## Begin
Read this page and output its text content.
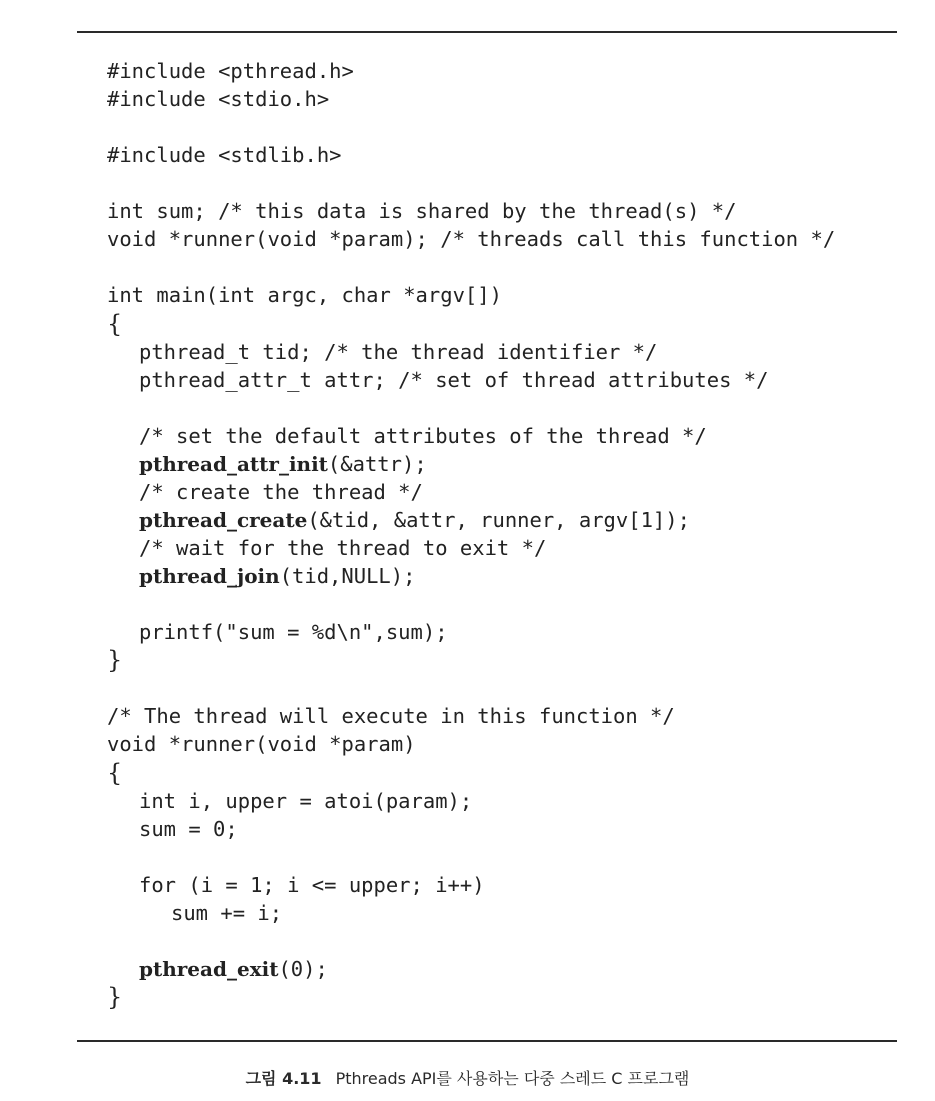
#include <pthread.h>
#include <stdio.h>
#include <stdlib.h>
int sum; /* this data is shared by the thread(s) */
void *runner(void *param); /* threads call this function */
int main(int argc, char *argv[])
{
pthread_t tid; /* the thread identifier */
pthread_attr_t attr; /* set of thread attributes */
/* set the default attributes of the thread */
pthread_attr_init(&attr);
/* create the thread */
pthread_create(&tid, &attr, runner, argv[1]);
/* wait for the thread to exit */
pthread_join(tid,NULL);
printf("sum = %d\n",sum);
}
/* The thread will execute in this function */
void *runner(void *param)
{
int i, upper = atoi(param);
sum = 0;
for (i = 1; i <= upper; i++)
sum += i;
pthread_exit(0);
}
그림 4.11 Pthreads API를 사용하는 다중 스레드 C 프로그램
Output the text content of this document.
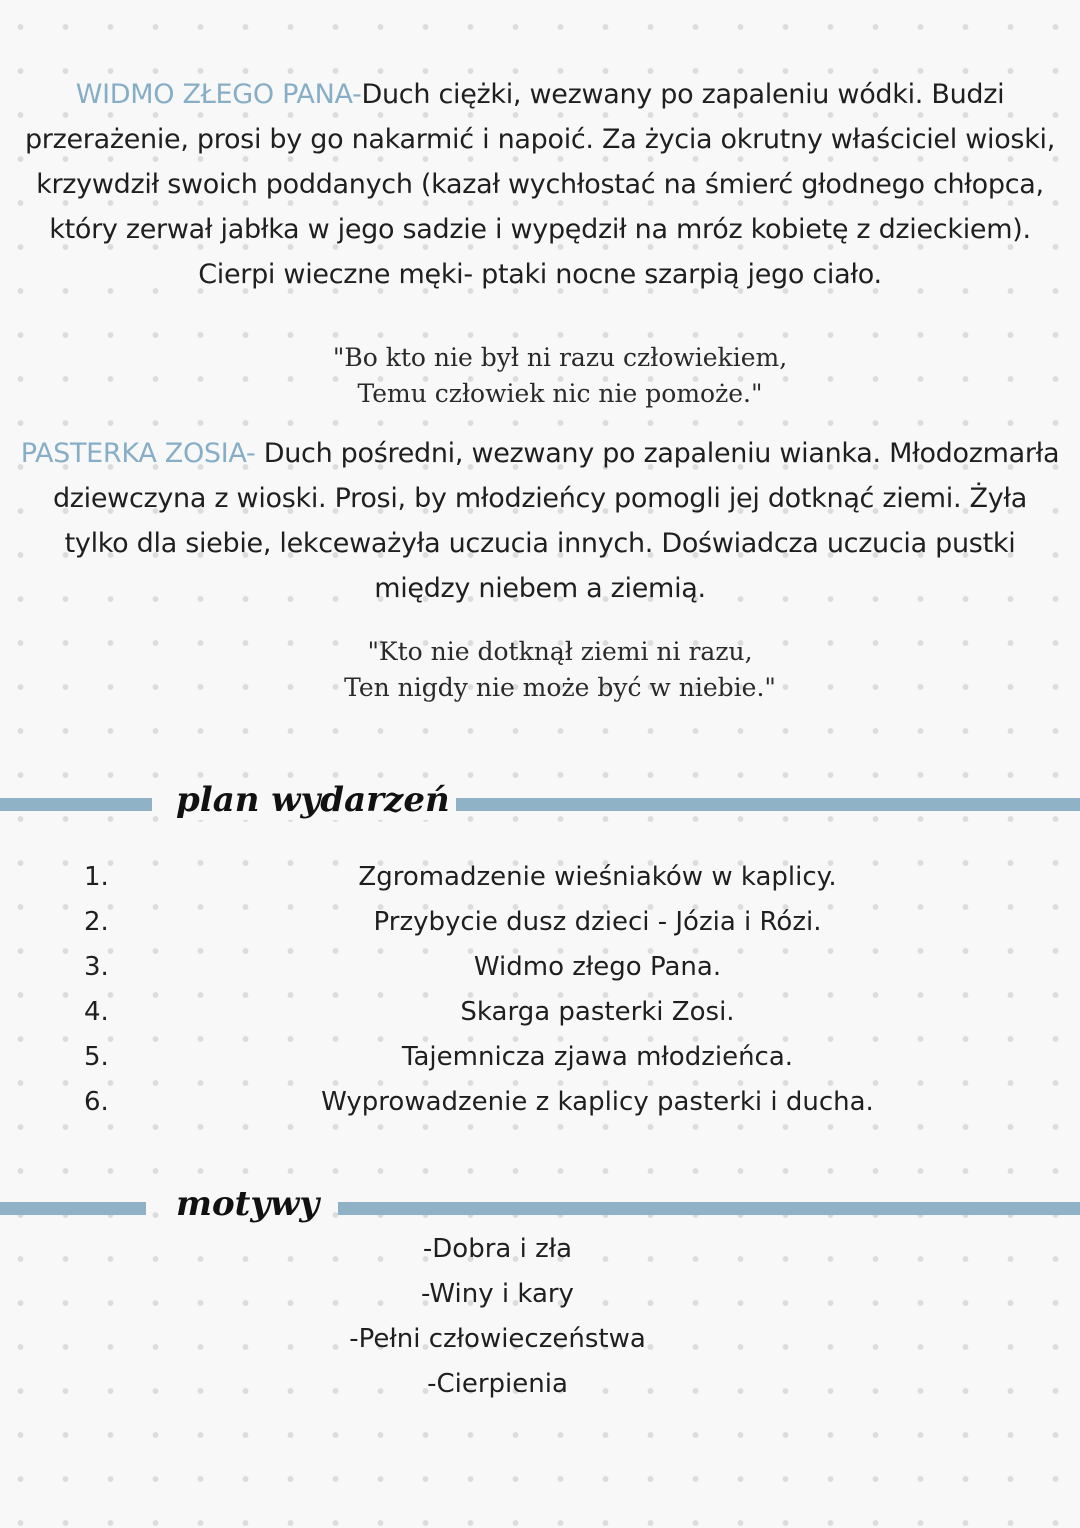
WIDMO ZŁEGO PANA-Duch ciężki, wezwany po zapaleniu wódki. Budzi przerażenie, prosi by go nakarmić i napoić. Za życia okrutny właściciel wioski, krzywdził swoich poddanych (kazał wychłostać na śmierć głodnego chłopca, który zerwał jabłka w jego sadzie i wypędził na mróz kobietę z dzieckiem). Cierpi wieczne męki- ptaki nocne szarpią jego ciało.
"Bo kto nie był ni razu człowiekiem,
Temu człowiek nic nie pomoże."
PASTERKA ZOSIA- Duch pośredni, wezwany po zapaleniu wianka. Młodozmarła dziewczyna z wioski. Prosi, by młodzieńcy pomogli jej dotknąć ziemi. Żyła tylko dla siebie, lekceważyła uczucia innych. Doświadcza uczucia pustki między niebem a ziemią.
"Kto nie dotknął ziemi ni razu,
Ten nigdy nie może być w niebie."
plan wydarzeń
1.	Zgromadzenie wieśniaków w kaplicy.
2.	Przybycie dusz dzieci - Józia i Rózi.
3.	Widmo złego Pana.
4.	Skarga pasterki Zosi.
5.	Tajemnicza zjawa młodzieńca.
6.	Wyprowadzenie z kaplicy pasterki i ducha.
motywy
-Dobra i zła
-Winy i kary
-Pełni człowieczeństwa
-Cierpienia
## End
§ Exercise task
Transcribe the material exactly, and leave out whatever pictures it holds.

§ Solved problem
Read this page and output its text content.
#include <pthread.h>
#include <stdio.h>
#include <stdlib.h>
int sum; /* this data is shared by the thread(s) */
void *runner(void *param); /* threads call this function */
int main(int argc, char *argv[])
{
pthread_t tid; /* the thread identifier */
pthread_attr_t attr; /* set of thread attributes */
/* set the default attributes of the thread */
pthread_attr_init(&attr);
/* create the thread */
pthread_create(&tid, &attr, runner, argv[1]);
/* wait for the thread to exit */
pthread_join(tid,NULL);
printf("sum = %d\n",sum);
}
/* The thread will execute in this function */
void *runner(void *param)
{
int i, upper = atoi(param);
sum = 0;
for (i = 1; i <= upper; i++)
sum += i;
pthread_exit(0);
}
그림 4.11 Pthreads API를 사용하는 다중 스레드 C 프로그램
Output the text content of this document.
WIDMO ZŁEGO PANA-Duch ciężki, wezwany po zapaleniu wódki. Budzi przerażenie, prosi by go nakarmić i napoić. Za życia okrutny właściciel wioski, krzywdził swoich poddanych (kazał wychłostać na śmierć głodnego chłopca, który zerwał jabłka w jego sadzie i wypędził na mróz kobietę z dzieckiem). Cierpi wieczne męki- ptaki nocne szarpią jego ciało.
"Bo kto nie był ni razu człowiekiem,
Temu człowiek nic nie pomoże."
PASTERKA ZOSIA- Duch pośredni, wezwany po zapaleniu wianka. Młodozmarła dziewczyna z wioski. Prosi, by młodzieńcy pomogli jej dotknąć ziemi. Żyła tylko dla siebie, lekceważyła uczucia innych. Doświadcza uczucia pustki między niebem a ziemią.
"Kto nie dotknął ziemi ni razu,
Ten nigdy nie może być w niebie."
plan wydarzeń
1.	Zgromadzenie wieśniaków w kaplicy.
2.	Przybycie dusz dzieci - Józia i Rózi.
3.	Widmo złego Pana.
4.	Skarga pasterki Zosi.
5.	Tajemnicza zjawa młodzieńca.
6.	Wyprowadzenie z kaplicy pasterki i ducha.
motywy
-Dobra i zła
-Winy i kary
-Pełni człowieczeństwa
-Cierpienia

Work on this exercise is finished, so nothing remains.